◆ WORK REQUIRED ◆
Reproduce the entire listing word for word.
------ THE DATA ------
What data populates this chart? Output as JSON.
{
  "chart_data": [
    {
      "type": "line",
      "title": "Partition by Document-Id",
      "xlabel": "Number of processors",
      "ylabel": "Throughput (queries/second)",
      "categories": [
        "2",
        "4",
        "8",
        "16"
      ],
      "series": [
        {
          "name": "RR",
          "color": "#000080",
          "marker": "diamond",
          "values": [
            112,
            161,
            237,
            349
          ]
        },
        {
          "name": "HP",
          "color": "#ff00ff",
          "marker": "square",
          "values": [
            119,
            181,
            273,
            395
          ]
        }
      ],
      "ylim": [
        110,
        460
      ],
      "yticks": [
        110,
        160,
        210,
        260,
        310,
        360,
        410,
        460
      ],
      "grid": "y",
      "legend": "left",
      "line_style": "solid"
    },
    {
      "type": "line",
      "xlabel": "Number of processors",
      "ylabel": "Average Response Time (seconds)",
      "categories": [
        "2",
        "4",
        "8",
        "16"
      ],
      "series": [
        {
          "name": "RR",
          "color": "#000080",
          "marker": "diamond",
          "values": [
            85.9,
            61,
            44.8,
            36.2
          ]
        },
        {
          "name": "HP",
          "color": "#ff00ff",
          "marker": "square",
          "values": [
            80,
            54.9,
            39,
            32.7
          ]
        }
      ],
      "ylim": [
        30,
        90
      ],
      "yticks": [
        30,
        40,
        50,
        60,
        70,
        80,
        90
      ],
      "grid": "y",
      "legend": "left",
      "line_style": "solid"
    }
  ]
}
------
◆ FINISHED EXERCISE ◆
What data populates this chart? Output as JSON.
{
  "chart_data": [
    {
      "type": "line",
      "title": "Partition by Document-Id",
      "xlabel": "Number of processors",
      "ylabel": "Throughput (queries/second)",
      "categories": [
        "2",
        "4",
        "8",
        "16"
      ],
      "series": [
        {
          "name": "RR",
          "color": "#000080",
          "marker": "diamond",
          "values": [
            112,
            161,
            237,
            349
          ]
        },
        {
          "name": "HP",
          "color": "#ff00ff",
          "marker": "square",
          "values": [
            119,
            181,
            273,
            395
          ]
        }
      ],
      "ylim": [
        110,
        460
      ],
      "yticks": [
        110,
        160,
        210,
        260,
        310,
        360,
        410,
        460
      ],
      "grid": "y",
      "legend": "left",
      "line_style": "solid"
    },
    {
      "type": "line",
      "xlabel": "Number of processors",
      "ylabel": "Average Response Time (seconds)",
      "categories": [
        "2",
        "4",
        "8",
        "16"
      ],
      "series": [
        {
          "name": "RR",
          "color": "#000080",
          "marker": "diamond",
          "values": [
            85.9,
            61,
            44.8,
            36.2
          ]
        },
        {
          "name": "HP",
          "color": "#ff00ff",
          "marker": "square",
          "values": [
            80,
            54.9,
            39,
            32.7
          ]
        }
      ],
      "ylim": [
        30,
        90
      ],
      "yticks": [
        30,
        40,
        50,
        60,
        70,
        80,
        90
      ],
      "grid": "y",
      "legend": "left",
      "line_style": "solid"
    }
  ]
}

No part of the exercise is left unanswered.